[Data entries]
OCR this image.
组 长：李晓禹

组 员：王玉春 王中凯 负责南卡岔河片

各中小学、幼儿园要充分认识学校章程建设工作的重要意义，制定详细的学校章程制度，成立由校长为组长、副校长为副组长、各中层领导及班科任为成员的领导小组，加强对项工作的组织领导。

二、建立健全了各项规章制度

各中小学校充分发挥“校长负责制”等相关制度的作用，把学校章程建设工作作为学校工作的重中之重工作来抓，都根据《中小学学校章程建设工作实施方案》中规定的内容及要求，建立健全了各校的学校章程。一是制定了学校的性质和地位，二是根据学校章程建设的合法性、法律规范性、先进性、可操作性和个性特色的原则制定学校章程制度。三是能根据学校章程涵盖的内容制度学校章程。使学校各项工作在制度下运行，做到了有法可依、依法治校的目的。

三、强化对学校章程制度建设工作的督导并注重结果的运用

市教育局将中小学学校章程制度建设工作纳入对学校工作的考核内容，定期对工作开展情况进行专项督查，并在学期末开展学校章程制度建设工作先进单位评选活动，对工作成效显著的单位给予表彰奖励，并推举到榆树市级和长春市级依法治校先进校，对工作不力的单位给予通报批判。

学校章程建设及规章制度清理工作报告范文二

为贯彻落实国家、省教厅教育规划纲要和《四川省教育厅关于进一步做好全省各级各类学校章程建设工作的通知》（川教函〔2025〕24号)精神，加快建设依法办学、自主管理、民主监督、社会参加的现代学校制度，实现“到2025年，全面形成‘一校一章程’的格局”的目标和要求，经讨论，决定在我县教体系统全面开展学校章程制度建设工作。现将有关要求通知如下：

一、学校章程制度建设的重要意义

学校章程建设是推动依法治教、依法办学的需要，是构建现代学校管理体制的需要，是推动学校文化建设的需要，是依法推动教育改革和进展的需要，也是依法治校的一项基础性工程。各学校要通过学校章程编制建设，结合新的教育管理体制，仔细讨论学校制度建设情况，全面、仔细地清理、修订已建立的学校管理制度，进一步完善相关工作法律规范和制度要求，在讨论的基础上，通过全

_Exercise_
Extract the data in full. Keep it word for word.

_Written solution_
OCR this image.
组 长：李晓禹

组 员：王玉春 王中凯 负责南卡岔河片

各中小学、幼儿园要充分认识学校章程建设工作的重要意义，制定详细的学校章程制度，成立由校长为组长、副校长为副组长、各中层领导及班科任为成员的领导小组，加强对项工作的组织领导。

二、建立健全了各项规章制度

各中小学校充分发挥“校长负责制”等相关制度的作用，把学校章程建设工作作为学校工作的重中之重工作来抓，都根据《中小学学校章程建设工作实施方案》中规定的内容及要求，建立健全了各校的学校章程。一是制定了学校的性质和地位，二是根据学校章程建设的合法性、法律规范性、先进性、可操作性和个性特色的原则制定学校章程制度。三是能根据学校章程涵盖的内容制度学校章程。使学校各项工作在制度下运行，做到了有法可依、依法治校的目的。

三、强化对学校章程制度建设工作的督导并注重结果的运用

市教育局将中小学学校章程制度建设工作纳入对学校工作的考核内容，定期对工作开展情况进行专项督查，并在学期末开展学校章程制度建设工作先进单位评选活动，对工作成效显著的单位给予表彰奖励，并推举到榆树市级和长春市级依法治校先进校，对工作不力的单位给予通报批判。

学校章程建设及规章制度清理工作报告范文二

为贯彻落实国家、省教厅教育规划纲要和《四川省教育厅关于进一步做好全省各级各类学校章程建设工作的通知》（川教函〔2025〕24号)精神，加快建设依法办学、自主管理、民主监督、社会参加的现代学校制度，实现“到2025年，全面形成‘一校一章程’的格局”的目标和要求，经讨论，决定在我县教体系统全面开展学校章程制度建设工作。现将有关要求通知如下：

一、学校章程制度建设的重要意义

学校章程建设是推动依法治教、依法办学的需要，是构建现代学校管理体制的需要，是推动学校文化建设的需要，是依法推动教育改革和进展的需要，也是依法治校的一项基础性工程。各学校要通过学校章程编制建设，结合新的教育管理体制，仔细讨论学校制度建设情况，全面、仔细地清理、修订已建立的学校管理制度，进一步完善相关工作法律规范和制度要求，在讨论的基础上，通过全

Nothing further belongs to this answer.